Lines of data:
=-=-=

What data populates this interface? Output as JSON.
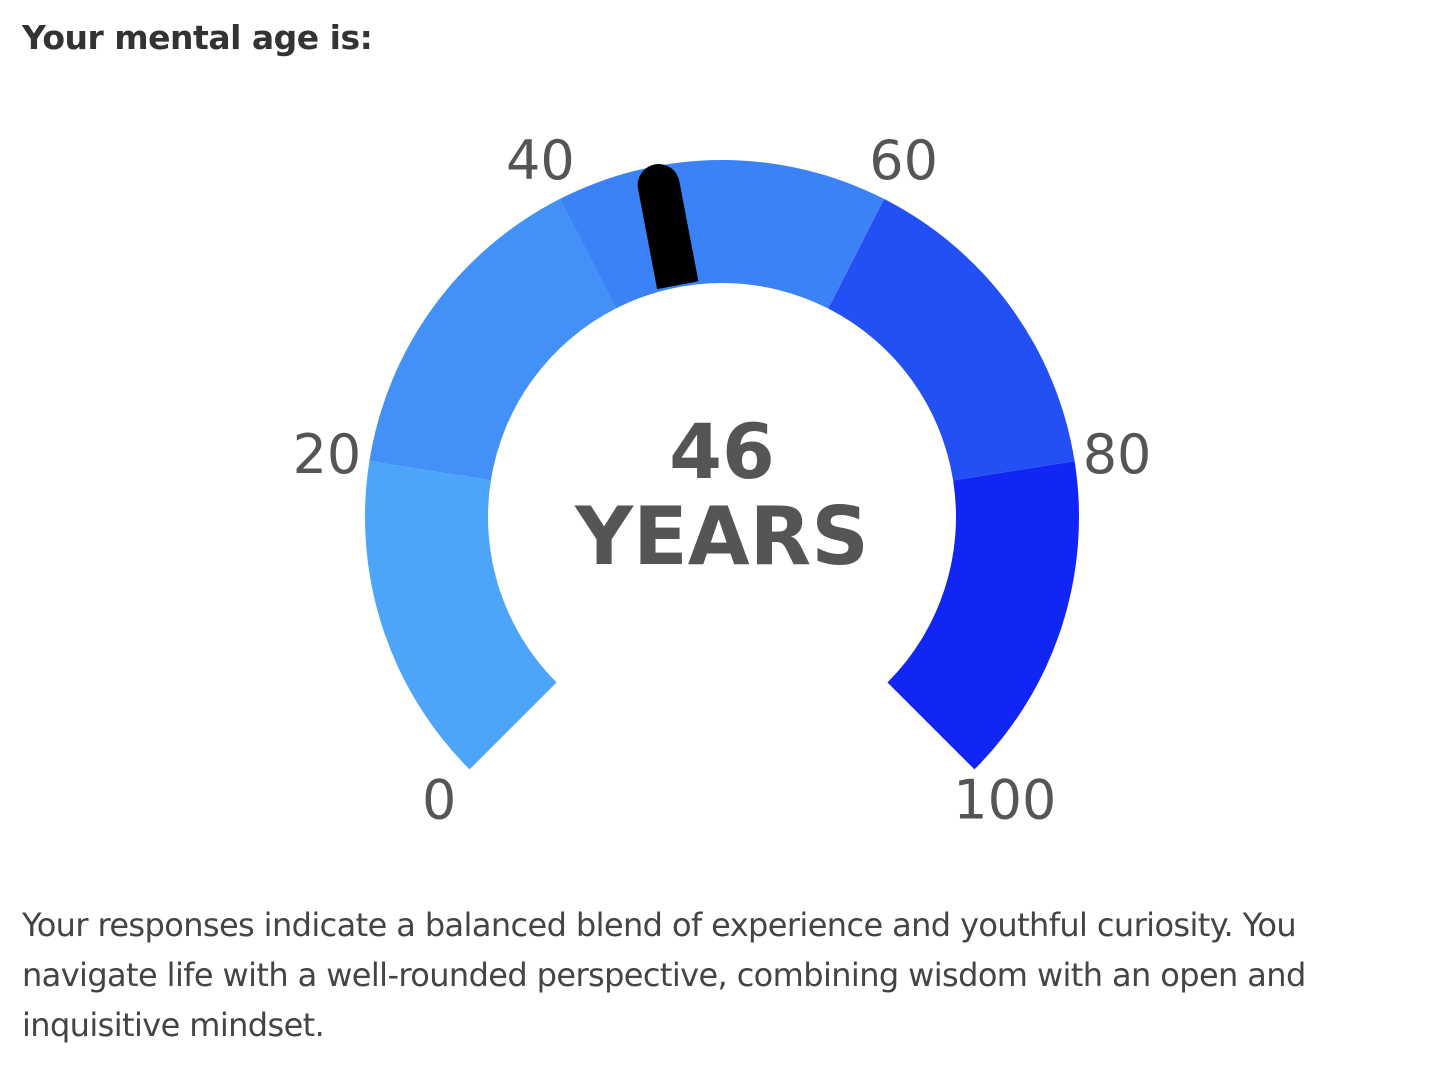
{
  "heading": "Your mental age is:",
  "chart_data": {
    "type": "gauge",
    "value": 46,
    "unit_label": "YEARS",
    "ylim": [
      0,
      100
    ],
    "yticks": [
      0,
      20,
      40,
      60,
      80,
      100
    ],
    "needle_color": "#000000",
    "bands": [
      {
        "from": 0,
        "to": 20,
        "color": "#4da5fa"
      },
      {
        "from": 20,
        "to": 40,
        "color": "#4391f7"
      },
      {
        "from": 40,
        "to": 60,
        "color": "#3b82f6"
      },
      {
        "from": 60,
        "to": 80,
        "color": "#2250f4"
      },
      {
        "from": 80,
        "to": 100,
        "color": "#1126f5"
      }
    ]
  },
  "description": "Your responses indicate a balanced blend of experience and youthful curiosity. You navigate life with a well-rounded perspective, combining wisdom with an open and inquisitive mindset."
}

=-=-=

• [Directions for this task]: Reproduce all of the data exactly; the pictures do not belong in the copy.

• [The reply]:
What data populates this interface? Output as JSON.
{
  "heading": "Your mental age is:",
  "chart_data": {
    "type": "gauge",
    "value": 46,
    "unit_label": "YEARS",
    "ylim": [
      0,
      100
    ],
    "yticks": [
      0,
      20,
      40,
      60,
      80,
      100
    ],
    "needle_color": "#000000",
    "bands": [
      {
        "from": 0,
        "to": 20,
        "color": "#4da5fa"
      },
      {
        "from": 20,
        "to": 40,
        "color": "#4391f7"
      },
      {
        "from": 40,
        "to": 60,
        "color": "#3b82f6"
      },
      {
        "from": 60,
        "to": 80,
        "color": "#2250f4"
      },
      {
        "from": 80,
        "to": 100,
        "color": "#1126f5"
      }
    ]
  },
  "description": "Your responses indicate a balanced blend of experience and youthful curiosity. You navigate life with a well-rounded perspective, combining wisdom with an open and inquisitive mindset."
}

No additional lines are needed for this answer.